Given problem:
Copy out each line below exactly as it appears.

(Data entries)
───

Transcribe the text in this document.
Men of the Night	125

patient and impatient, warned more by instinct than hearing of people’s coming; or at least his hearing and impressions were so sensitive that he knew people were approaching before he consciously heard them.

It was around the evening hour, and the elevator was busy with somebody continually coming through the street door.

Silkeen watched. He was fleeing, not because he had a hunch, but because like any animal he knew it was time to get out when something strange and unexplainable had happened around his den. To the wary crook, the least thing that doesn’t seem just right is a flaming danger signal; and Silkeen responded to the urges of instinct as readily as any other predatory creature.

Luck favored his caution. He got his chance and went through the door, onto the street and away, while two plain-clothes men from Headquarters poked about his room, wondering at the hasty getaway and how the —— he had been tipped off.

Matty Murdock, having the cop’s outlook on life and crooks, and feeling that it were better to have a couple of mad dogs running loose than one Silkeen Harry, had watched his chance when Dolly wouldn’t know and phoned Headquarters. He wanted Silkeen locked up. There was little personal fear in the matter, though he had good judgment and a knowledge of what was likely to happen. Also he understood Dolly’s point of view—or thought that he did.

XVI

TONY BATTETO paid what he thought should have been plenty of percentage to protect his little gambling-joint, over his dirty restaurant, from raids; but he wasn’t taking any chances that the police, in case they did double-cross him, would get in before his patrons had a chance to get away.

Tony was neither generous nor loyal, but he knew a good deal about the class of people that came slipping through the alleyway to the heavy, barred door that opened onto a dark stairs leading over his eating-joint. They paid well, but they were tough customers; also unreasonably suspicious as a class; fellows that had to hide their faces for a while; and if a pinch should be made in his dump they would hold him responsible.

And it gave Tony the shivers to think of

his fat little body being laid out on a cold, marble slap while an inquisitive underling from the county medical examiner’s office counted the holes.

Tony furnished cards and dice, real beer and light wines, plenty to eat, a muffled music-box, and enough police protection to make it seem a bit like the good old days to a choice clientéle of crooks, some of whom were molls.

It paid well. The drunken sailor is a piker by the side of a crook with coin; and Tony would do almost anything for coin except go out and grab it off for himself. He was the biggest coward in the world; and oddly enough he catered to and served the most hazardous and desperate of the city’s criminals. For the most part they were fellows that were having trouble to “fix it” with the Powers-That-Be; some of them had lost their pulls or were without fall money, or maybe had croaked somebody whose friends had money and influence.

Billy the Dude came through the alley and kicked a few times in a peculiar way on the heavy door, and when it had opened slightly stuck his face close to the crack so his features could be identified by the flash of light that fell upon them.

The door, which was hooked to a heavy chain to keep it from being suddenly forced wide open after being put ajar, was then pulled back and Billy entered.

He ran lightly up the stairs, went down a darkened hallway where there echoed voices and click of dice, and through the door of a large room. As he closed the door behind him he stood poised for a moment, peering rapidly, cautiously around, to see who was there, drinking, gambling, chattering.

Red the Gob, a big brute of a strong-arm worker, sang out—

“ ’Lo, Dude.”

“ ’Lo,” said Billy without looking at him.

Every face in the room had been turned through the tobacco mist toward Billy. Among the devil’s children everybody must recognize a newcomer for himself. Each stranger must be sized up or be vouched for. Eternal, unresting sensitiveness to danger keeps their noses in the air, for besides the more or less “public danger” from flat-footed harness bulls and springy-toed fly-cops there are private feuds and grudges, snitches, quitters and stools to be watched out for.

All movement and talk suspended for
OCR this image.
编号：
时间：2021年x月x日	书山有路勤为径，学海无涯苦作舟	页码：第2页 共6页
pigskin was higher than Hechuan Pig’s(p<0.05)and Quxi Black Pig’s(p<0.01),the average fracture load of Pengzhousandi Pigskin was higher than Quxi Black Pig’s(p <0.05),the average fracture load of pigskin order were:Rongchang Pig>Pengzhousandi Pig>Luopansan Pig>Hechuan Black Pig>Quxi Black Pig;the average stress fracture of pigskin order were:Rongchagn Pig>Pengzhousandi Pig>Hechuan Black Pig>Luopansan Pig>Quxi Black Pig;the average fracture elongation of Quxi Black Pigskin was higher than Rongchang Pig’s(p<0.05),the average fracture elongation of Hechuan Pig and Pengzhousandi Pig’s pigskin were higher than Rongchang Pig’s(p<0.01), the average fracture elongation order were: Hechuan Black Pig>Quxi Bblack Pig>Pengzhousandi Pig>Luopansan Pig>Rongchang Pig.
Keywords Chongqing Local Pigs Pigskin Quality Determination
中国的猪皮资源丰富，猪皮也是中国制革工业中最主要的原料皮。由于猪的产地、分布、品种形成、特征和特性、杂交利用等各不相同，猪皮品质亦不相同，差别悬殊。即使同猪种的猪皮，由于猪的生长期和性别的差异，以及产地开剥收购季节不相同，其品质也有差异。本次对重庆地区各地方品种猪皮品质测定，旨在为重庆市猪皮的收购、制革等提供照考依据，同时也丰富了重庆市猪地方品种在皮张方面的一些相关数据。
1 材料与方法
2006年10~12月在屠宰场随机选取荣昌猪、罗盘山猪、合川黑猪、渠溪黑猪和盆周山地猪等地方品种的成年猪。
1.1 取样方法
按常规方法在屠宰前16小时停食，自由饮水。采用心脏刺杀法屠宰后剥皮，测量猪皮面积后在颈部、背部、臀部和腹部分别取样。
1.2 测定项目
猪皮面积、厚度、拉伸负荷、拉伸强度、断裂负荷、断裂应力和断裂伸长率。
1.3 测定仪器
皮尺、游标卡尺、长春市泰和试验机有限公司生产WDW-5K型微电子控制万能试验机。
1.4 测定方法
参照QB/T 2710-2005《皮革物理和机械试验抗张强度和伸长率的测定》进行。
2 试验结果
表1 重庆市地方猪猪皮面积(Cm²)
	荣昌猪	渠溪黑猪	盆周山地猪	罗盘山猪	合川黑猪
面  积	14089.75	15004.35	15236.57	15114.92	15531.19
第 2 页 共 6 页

───

Output of the exercise:
Transcribe the text in this document.
Men of the Night	125

patient and impatient, warned more by instinct than hearing of people’s coming; or at least his hearing and impressions were so sensitive that he knew people were approaching before he consciously heard them.

It was around the evening hour, and the elevator was busy with somebody continually coming through the street door.

Silkeen watched. He was fleeing, not because he had a hunch, but because like any animal he knew it was time to get out when something strange and unexplainable had happened around his den. To the wary crook, the least thing that doesn’t seem just right is a flaming danger signal; and Silkeen responded to the urges of instinct as readily as any other predatory creature.

Luck favored his caution. He got his chance and went through the door, onto the street and away, while two plain-clothes men from Headquarters poked about his room, wondering at the hasty getaway and how the —— he had been tipped off.

Matty Murdock, having the cop’s outlook on life and crooks, and feeling that it were better to have a couple of mad dogs running loose than one Silkeen Harry, had watched his chance when Dolly wouldn’t know and phoned Headquarters. He wanted Silkeen locked up. There was little personal fear in the matter, though he had good judgment and a knowledge of what was likely to happen. Also he understood Dolly’s point of view—or thought that he did.

XVI

TONY BATTETO paid what he thought should have been plenty of percentage to protect his little gambling-joint, over his dirty restaurant, from raids; but he wasn’t taking any chances that the police, in case they did double-cross him, would get in before his patrons had a chance to get away.

Tony was neither generous nor loyal, but he knew a good deal about the class of people that came slipping through the alleyway to the heavy, barred door that opened onto a dark stairs leading over his eating-joint. They paid well, but they were tough customers; also unreasonably suspicious as a class; fellows that had to hide their faces for a while; and if a pinch should be made in his dump they would hold him responsible.

And it gave Tony the shivers to think of

his fat little body being laid out on a cold, marble slap while an inquisitive underling from the county medical examiner’s office counted the holes.

Tony furnished cards and dice, real beer and light wines, plenty to eat, a muffled music-box, and enough police protection to make it seem a bit like the good old days to a choice clientéle of crooks, some of whom were molls.

It paid well. The drunken sailor is a piker by the side of a crook with coin; and Tony would do almost anything for coin except go out and grab it off for himself. He was the biggest coward in the world; and oddly enough he catered to and served the most hazardous and desperate of the city’s criminals. For the most part they were fellows that were having trouble to “fix it” with the Powers-That-Be; some of them had lost their pulls or were without fall money, or maybe had croaked somebody whose friends had money and influence.

Billy the Dude came through the alley and kicked a few times in a peculiar way on the heavy door, and when it had opened slightly stuck his face close to the crack so his features could be identified by the flash of light that fell upon them.

The door, which was hooked to a heavy chain to keep it from being suddenly forced wide open after being put ajar, was then pulled back and Billy entered.

He ran lightly up the stairs, went down a darkened hallway where there echoed voices and click of dice, and through the door of a large room. As he closed the door behind him he stood poised for a moment, peering rapidly, cautiously around, to see who was there, drinking, gambling, chattering.

Red the Gob, a big brute of a strong-arm worker, sang out—

“ ’Lo, Dude.”

“ ’Lo,” said Billy without looking at him.

Every face in the room had been turned through the tobacco mist toward Billy. Among the devil’s children everybody must recognize a newcomer for himself. Each stranger must be sized up or be vouched for. Eternal, unresting sensitiveness to danger keeps their noses in the air, for besides the more or less “public danger” from flat-footed harness bulls and springy-toed fly-cops there are private feuds and grudges, snitches, quitters and stools to be watched out for.

All movement and talk suspended for
OCR this image.
编号：
时间：2021年x月x日	书山有路勤为径，学海无涯苦作舟	页码：第2页 共6页
pigskin was higher than Hechuan Pig’s(p<0.05)and Quxi Black Pig’s(p<0.01),the average fracture load of Pengzhousandi Pigskin was higher than Quxi Black Pig’s(p <0.05),the average fracture load of pigskin order were:Rongchang Pig>Pengzhousandi Pig>Luopansan Pig>Hechuan Black Pig>Quxi Black Pig;the average stress fracture of pigskin order were:Rongchagn Pig>Pengzhousandi Pig>Hechuan Black Pig>Luopansan Pig>Quxi Black Pig;the average fracture elongation of Quxi Black Pigskin was higher than Rongchang Pig’s(p<0.05),the average fracture elongation of Hechuan Pig and Pengzhousandi Pig’s pigskin were higher than Rongchang Pig’s(p<0.01), the average fracture elongation order were: Hechuan Black Pig>Quxi Bblack Pig>Pengzhousandi Pig>Luopansan Pig>Rongchang Pig.
Keywords Chongqing Local Pigs Pigskin Quality Determination
中国的猪皮资源丰富，猪皮也是中国制革工业中最主要的原料皮。由于猪的产地、分布、品种形成、特征和特性、杂交利用等各不相同，猪皮品质亦不相同，差别悬殊。即使同猪种的猪皮，由于猪的生长期和性别的差异，以及产地开剥收购季节不相同，其品质也有差异。本次对重庆地区各地方品种猪皮品质测定，旨在为重庆市猪皮的收购、制革等提供照考依据，同时也丰富了重庆市猪地方品种在皮张方面的一些相关数据。
1 材料与方法
2006年10~12月在屠宰场随机选取荣昌猪、罗盘山猪、合川黑猪、渠溪黑猪和盆周山地猪等地方品种的成年猪。
1.1 取样方法
按常规方法在屠宰前16小时停食，自由饮水。采用心脏刺杀法屠宰后剥皮，测量猪皮面积后在颈部、背部、臀部和腹部分别取样。
1.2 测定项目
猪皮面积、厚度、拉伸负荷、拉伸强度、断裂负荷、断裂应力和断裂伸长率。
1.3 测定仪器
皮尺、游标卡尺、长春市泰和试验机有限公司生产WDW-5K型微电子控制万能试验机。
1.4 测定方法
参照QB/T 2710-2005《皮革物理和机械试验抗张强度和伸长率的测定》进行。
2 试验结果
表1 重庆市地方猪猪皮面积(Cm²)
	荣昌猪	渠溪黑猪	盆周山地猪	罗盘山猪	合川黑猪
面  积	14089.75	15004.35	15236.57	15114.92	15531.19
第 2 页 共 6 页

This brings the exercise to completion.